Records for this task
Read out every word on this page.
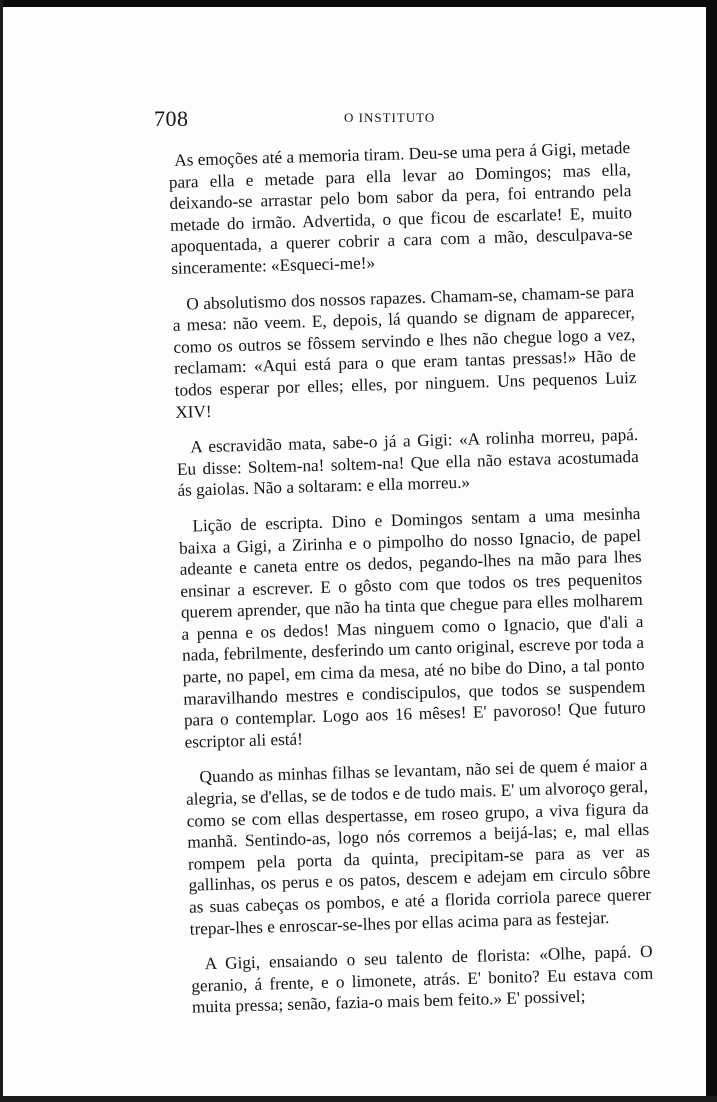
708	O INSTITUTO

As emoções até a memoria tiram. Deu-se uma pera á Gigi, metade para ella e metade para ella levar ao Domingos; mas ella, deixando-se arrastar pelo bom sabor da pera, foi entrando pela metade do irmão. Advertida, o que ficou de escarlate! E, muito apoquentada, a querer cobrir a cara com a mão, desculpava-se sinceramente: «Esqueci-me!»

O absolutismo dos nossos rapazes. Chamam-se, chamam-se para a mesa: não veem. E, depois, lá quando se dignam de apparecer, como os outros se fôssem servindo e lhes não chegue logo a vez, reclamam: «Aqui está para o que eram tantas pressas!» Hão de todos esperar por elles; elles, por ninguem. Uns pequenos Luiz XIV!

A escravidão mata, sabe-o já a Gigi: «A rolinha morreu, papá. Eu disse: Soltem-na! soltem-na! Que ella não estava acostumada ás gaiolas. Não a soltaram: e ella morreu.»

Lição de escripta. Dino e Domingos sentam a uma mesinha baixa a Gigi, a Zirinha e o pimpolho do nosso Ignacio, de papel adeante e caneta entre os dedos, pegando-lhes na mão para lhes ensinar a escrever. E o gôsto com que todos os tres pequenitos querem aprender, que não ha tinta que chegue para elles molharem a penna e os dedos! Mas ninguem como o Ignacio, que d'ali a nada, febrilmente, desferindo um canto original, escreve por toda a parte, no papel, em cima da mesa, até no bibe do Dino, a tal ponto maravilhando mestres e condiscipulos, que todos se suspendem para o contemplar. Logo aos 16 mêses! E' pavoroso! Que futuro escriptor ali está!

Quando as minhas filhas se levantam, não sei de quem é maior a alegria, se d'ellas, se de todos e de tudo mais. E' um alvoroço geral, como se com ellas despertasse, em roseo grupo, a viva figura da manhã. Sentindo-as, logo nós corremos a beijá-las; e, mal ellas rompem pela porta da quinta, precipitam-se para as ver as gallinhas, os perus e os patos, descem e adejam em circulo sôbre as suas cabeças os pombos, e até a florida corriola parece querer trepar-lhes e enroscar-se-lhes por ellas acima para as festejar.

A Gigi, ensaiando o seu talento de florista: «Olhe, papá. O geranio, á frente, e o limonete, atrás. E' bonito? Eu estava com muita pressa; senão, fazia-o mais bem feito.» E' possivel;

Required task
Extract every line above that contains the word "mesa".

Full response
O absolutismo dos nossos rapazes. Chamam-se, chamam-se para a mesa: não veem. E, depois, lá quando se dignam de apparecer, como os outros se fôssem servindo e lhes não chegue logo a vez, reclamam: «Aqui está para o que eram tantas pressas!» Hão de todos esperar por elles; elles, por ninguem. Uns pequenos Luiz XIV!
Lição de escripta. Dino e Domingos sentam a uma mesinha baixa a Gigi, a Zirinha e o pimpolho do nosso Ignacio, de papel adeante e caneta entre os dedos, pegando-lhes na mão para lhes ensinar a escrever. E o gôsto com que todos os tres pequenitos querem aprender, que não ha tinta que chegue para elles molharem a penna e os dedos! Mas ninguem como o Ignacio, que d'ali a nada, febrilmente, desferindo um canto original, escreve por toda a parte, no papel, em cima da mesa, até no bibe do Dino, a tal ponto maravilhando mestres e condiscipulos, que todos se suspendem para o contemplar. Logo aos 16 mêses! E' pavoroso! Que futuro escriptor ali está!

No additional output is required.